Task input:

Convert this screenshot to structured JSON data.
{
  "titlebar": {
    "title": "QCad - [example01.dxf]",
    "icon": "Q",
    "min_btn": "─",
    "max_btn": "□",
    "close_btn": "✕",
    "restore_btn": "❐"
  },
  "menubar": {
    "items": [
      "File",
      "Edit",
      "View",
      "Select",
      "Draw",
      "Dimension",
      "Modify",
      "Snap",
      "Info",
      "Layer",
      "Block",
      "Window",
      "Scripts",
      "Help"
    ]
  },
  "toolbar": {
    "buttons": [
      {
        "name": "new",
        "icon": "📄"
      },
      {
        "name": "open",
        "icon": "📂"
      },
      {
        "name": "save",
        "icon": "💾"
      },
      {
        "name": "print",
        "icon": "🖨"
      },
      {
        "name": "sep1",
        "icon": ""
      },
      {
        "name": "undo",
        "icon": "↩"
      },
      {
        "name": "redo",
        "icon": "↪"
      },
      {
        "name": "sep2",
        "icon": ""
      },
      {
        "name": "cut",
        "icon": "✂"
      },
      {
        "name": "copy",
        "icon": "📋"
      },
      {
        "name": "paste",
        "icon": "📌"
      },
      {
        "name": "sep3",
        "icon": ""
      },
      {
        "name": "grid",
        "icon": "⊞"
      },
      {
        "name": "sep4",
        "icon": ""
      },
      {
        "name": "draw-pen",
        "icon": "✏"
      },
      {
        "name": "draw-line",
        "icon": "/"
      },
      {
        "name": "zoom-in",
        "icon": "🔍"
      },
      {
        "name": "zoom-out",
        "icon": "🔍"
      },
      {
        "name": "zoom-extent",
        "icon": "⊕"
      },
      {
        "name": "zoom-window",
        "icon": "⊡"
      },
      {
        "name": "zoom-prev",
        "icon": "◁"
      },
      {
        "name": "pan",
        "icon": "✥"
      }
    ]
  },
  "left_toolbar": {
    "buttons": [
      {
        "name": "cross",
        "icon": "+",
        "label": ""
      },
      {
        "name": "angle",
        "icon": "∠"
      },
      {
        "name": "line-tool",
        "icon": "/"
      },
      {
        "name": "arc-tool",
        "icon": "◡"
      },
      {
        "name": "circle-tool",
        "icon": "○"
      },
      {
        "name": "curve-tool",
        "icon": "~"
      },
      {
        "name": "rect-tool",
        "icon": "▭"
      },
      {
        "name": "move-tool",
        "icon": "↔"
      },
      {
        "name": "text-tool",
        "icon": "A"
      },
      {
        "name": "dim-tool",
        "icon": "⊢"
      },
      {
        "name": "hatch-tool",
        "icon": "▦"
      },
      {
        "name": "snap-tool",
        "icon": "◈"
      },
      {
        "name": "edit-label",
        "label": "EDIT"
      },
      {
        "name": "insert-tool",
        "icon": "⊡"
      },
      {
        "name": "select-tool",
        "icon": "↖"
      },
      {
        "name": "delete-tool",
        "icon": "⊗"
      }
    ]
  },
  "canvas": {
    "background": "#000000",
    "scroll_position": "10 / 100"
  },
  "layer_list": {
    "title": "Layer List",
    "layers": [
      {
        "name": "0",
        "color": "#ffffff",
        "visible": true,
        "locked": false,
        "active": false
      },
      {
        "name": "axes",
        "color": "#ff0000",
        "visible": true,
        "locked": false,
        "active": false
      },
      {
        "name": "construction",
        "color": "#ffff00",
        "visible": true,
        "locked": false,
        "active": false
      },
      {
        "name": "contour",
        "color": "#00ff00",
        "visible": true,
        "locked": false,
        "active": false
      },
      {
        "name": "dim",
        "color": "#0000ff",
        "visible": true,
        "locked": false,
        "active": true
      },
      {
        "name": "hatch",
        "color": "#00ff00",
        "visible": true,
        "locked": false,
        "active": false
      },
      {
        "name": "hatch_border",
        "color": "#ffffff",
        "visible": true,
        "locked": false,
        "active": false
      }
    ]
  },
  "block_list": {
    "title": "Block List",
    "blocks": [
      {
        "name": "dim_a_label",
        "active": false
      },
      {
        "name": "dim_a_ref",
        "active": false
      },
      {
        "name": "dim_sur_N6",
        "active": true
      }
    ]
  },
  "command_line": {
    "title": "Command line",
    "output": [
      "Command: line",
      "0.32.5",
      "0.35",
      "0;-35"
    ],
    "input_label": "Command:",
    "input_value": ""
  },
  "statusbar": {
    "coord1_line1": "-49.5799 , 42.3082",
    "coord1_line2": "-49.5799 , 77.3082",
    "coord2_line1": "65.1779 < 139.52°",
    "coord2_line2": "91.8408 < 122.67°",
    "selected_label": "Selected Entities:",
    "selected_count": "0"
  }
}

Task brief:
Look above for every line with the word "zoom" and copy it.

Expected output:
        "name": "zoom-in",
        "name": "zoom-out",
        "name": "zoom-extent",
        "name": "zoom-window",
        "name": "zoom-prev",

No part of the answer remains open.